--- start of RECORDED INFORMATION ---
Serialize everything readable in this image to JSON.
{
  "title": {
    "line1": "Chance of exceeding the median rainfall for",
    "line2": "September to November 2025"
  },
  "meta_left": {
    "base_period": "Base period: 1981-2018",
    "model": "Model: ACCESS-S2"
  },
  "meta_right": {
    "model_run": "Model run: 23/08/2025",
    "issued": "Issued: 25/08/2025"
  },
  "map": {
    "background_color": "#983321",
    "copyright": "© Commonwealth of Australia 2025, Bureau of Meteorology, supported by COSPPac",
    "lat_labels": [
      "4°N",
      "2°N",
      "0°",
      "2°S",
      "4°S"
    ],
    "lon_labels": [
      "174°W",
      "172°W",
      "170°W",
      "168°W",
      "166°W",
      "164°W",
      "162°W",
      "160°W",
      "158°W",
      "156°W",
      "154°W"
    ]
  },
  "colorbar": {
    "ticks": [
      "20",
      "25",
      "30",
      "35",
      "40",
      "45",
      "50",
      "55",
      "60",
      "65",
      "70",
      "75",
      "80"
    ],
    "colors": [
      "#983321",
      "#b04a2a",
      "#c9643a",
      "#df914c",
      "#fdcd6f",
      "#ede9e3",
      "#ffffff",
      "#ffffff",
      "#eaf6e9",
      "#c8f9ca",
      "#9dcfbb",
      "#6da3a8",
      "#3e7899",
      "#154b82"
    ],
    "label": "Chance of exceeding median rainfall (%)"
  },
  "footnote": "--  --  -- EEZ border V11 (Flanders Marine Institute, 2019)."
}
--- end of RECORDED INFORMATION ---
- SHORT PROBLEM
Copy each line of the preceding data that contains the string "Model".

- ANSWER BELOW
    "model": "Model: ACCESS-S2"
    "model_run": "Model run: 23/08/2025",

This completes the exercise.